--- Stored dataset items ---
-=-=-=-=-
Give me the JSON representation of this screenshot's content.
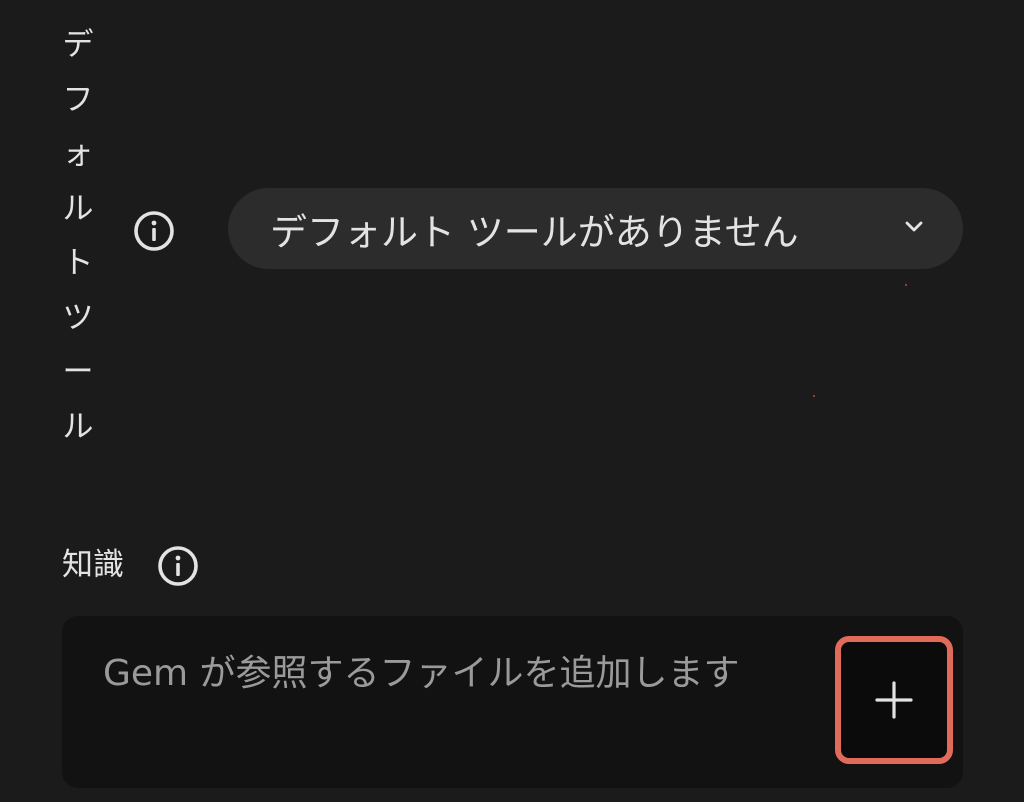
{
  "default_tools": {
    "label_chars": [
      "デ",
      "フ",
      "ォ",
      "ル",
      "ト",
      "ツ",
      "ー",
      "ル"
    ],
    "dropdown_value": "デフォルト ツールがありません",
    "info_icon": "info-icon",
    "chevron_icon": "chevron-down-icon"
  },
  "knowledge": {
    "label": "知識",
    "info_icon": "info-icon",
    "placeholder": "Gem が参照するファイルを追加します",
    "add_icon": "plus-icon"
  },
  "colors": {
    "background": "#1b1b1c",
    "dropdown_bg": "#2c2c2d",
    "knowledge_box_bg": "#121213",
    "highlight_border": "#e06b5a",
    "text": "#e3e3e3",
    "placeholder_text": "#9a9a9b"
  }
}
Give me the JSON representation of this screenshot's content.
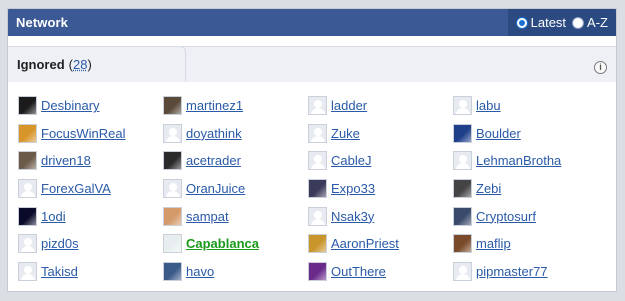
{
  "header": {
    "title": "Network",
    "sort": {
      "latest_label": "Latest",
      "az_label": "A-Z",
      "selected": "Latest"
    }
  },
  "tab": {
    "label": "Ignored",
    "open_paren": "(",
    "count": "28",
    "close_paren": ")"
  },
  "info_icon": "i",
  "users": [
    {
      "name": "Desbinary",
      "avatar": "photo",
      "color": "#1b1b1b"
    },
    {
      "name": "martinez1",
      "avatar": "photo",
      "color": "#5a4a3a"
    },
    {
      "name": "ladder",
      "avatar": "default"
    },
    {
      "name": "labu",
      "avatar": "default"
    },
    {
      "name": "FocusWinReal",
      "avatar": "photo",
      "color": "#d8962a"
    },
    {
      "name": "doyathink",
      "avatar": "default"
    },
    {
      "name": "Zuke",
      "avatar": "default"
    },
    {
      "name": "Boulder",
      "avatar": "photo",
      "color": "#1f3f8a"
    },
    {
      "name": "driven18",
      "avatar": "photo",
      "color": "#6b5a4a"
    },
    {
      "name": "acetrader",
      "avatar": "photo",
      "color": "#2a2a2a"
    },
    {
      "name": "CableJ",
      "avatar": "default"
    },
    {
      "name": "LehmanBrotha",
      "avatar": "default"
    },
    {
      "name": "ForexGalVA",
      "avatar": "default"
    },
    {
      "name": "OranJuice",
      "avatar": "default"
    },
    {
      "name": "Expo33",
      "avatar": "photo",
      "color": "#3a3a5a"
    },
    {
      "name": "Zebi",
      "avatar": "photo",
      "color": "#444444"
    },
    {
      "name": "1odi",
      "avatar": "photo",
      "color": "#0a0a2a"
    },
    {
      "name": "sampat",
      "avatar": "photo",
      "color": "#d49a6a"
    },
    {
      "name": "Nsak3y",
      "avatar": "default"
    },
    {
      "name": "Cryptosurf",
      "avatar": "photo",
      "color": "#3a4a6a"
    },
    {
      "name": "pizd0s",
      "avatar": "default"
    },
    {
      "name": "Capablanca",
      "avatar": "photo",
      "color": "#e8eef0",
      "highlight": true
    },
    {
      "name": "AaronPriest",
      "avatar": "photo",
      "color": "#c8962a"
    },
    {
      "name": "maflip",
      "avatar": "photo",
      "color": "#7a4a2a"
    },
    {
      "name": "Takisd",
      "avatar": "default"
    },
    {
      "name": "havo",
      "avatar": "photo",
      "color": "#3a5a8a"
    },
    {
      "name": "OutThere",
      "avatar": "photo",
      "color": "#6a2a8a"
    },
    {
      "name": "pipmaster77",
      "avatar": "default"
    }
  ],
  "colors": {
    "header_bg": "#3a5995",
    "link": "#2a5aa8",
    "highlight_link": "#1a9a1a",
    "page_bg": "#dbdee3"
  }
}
-=-=-=-=-
Retype the records exactly. Any image in them should not appear in what you write.

Give me the JSON representation of this screenshot's content.
{
  "default_tools": {
    "label_chars": [
      "デ",
      "フ",
      "ォ",
      "ル",
      "ト",
      "ツ",
      "ー",
      "ル"
    ],
    "dropdown_value": "デフォルト ツールがありません",
    "info_icon": "info-icon",
    "chevron_icon": "chevron-down-icon"
  },
  "knowledge": {
    "label": "知識",
    "info_icon": "info-icon",
    "placeholder": "Gem が参照するファイルを追加します",
    "add_icon": "plus-icon"
  },
  "colors": {
    "background": "#1b1b1c",
    "dropdown_bg": "#2c2c2d",
    "knowledge_box_bg": "#121213",
    "highlight_border": "#e06b5a",
    "text": "#e3e3e3",
    "placeholder_text": "#9a9a9b"
  }
}
Give me the JSON representation of this screenshot's content.
{
  "header": {
    "title": "Network",
    "sort": {
      "latest_label": "Latest",
      "az_label": "A-Z",
      "selected": "Latest"
    }
  },
  "tab": {
    "label": "Ignored",
    "open_paren": "(",
    "count": "28",
    "close_paren": ")"
  },
  "info_icon": "i",
  "users": [
    {
      "name": "Desbinary",
      "avatar": "photo",
      "color": "#1b1b1b"
    },
    {
      "name": "martinez1",
      "avatar": "photo",
      "color": "#5a4a3a"
    },
    {
      "name": "ladder",
      "avatar": "default"
    },
    {
      "name": "labu",
      "avatar": "default"
    },
    {
      "name": "FocusWinReal",
      "avatar": "photo",
      "color": "#d8962a"
    },
    {
      "name": "doyathink",
      "avatar": "default"
    },
    {
      "name": "Zuke",
      "avatar": "default"
    },
    {
      "name": "Boulder",
      "avatar": "photo",
      "color": "#1f3f8a"
    },
    {
      "name": "driven18",
      "avatar": "photo",
      "color": "#6b5a4a"
    },
    {
      "name": "acetrader",
      "avatar": "photo",
      "color": "#2a2a2a"
    },
    {
      "name": "CableJ",
      "avatar": "default"
    },
    {
      "name": "LehmanBrotha",
      "avatar": "default"
    },
    {
      "name": "ForexGalVA",
      "avatar": "default"
    },
    {
      "name": "OranJuice",
      "avatar": "default"
    },
    {
      "name": "Expo33",
      "avatar": "photo",
      "color": "#3a3a5a"
    },
    {
      "name": "Zebi",
      "avatar": "photo",
      "color": "#444444"
    },
    {
      "name": "1odi",
      "avatar": "photo",
      "color": "#0a0a2a"
    },
    {
      "name": "sampat",
      "avatar": "photo",
      "color": "#d49a6a"
    },
    {
      "name": "Nsak3y",
      "avatar": "default"
    },
    {
      "name": "Cryptosurf",
      "avatar": "photo",
      "color": "#3a4a6a"
    },
    {
      "name": "pizd0s",
      "avatar": "default"
    },
    {
      "name": "Capablanca",
      "avatar": "photo",
      "color": "#e8eef0",
      "highlight": true
    },
    {
      "name": "AaronPriest",
      "avatar": "photo",
      "color": "#c8962a"
    },
    {
      "name": "maflip",
      "avatar": "photo",
      "color": "#7a4a2a"
    },
    {
      "name": "Takisd",
      "avatar": "default"
    },
    {
      "name": "havo",
      "avatar": "photo",
      "color": "#3a5a8a"
    },
    {
      "name": "OutThere",
      "avatar": "photo",
      "color": "#6a2a8a"
    },
    {
      "name": "pipmaster77",
      "avatar": "default"
    }
  ],
  "colors": {
    "header_bg": "#3a5995",
    "link": "#2a5aa8",
    "highlight_link": "#1a9a1a",
    "page_bg": "#dbdee3"
  }
}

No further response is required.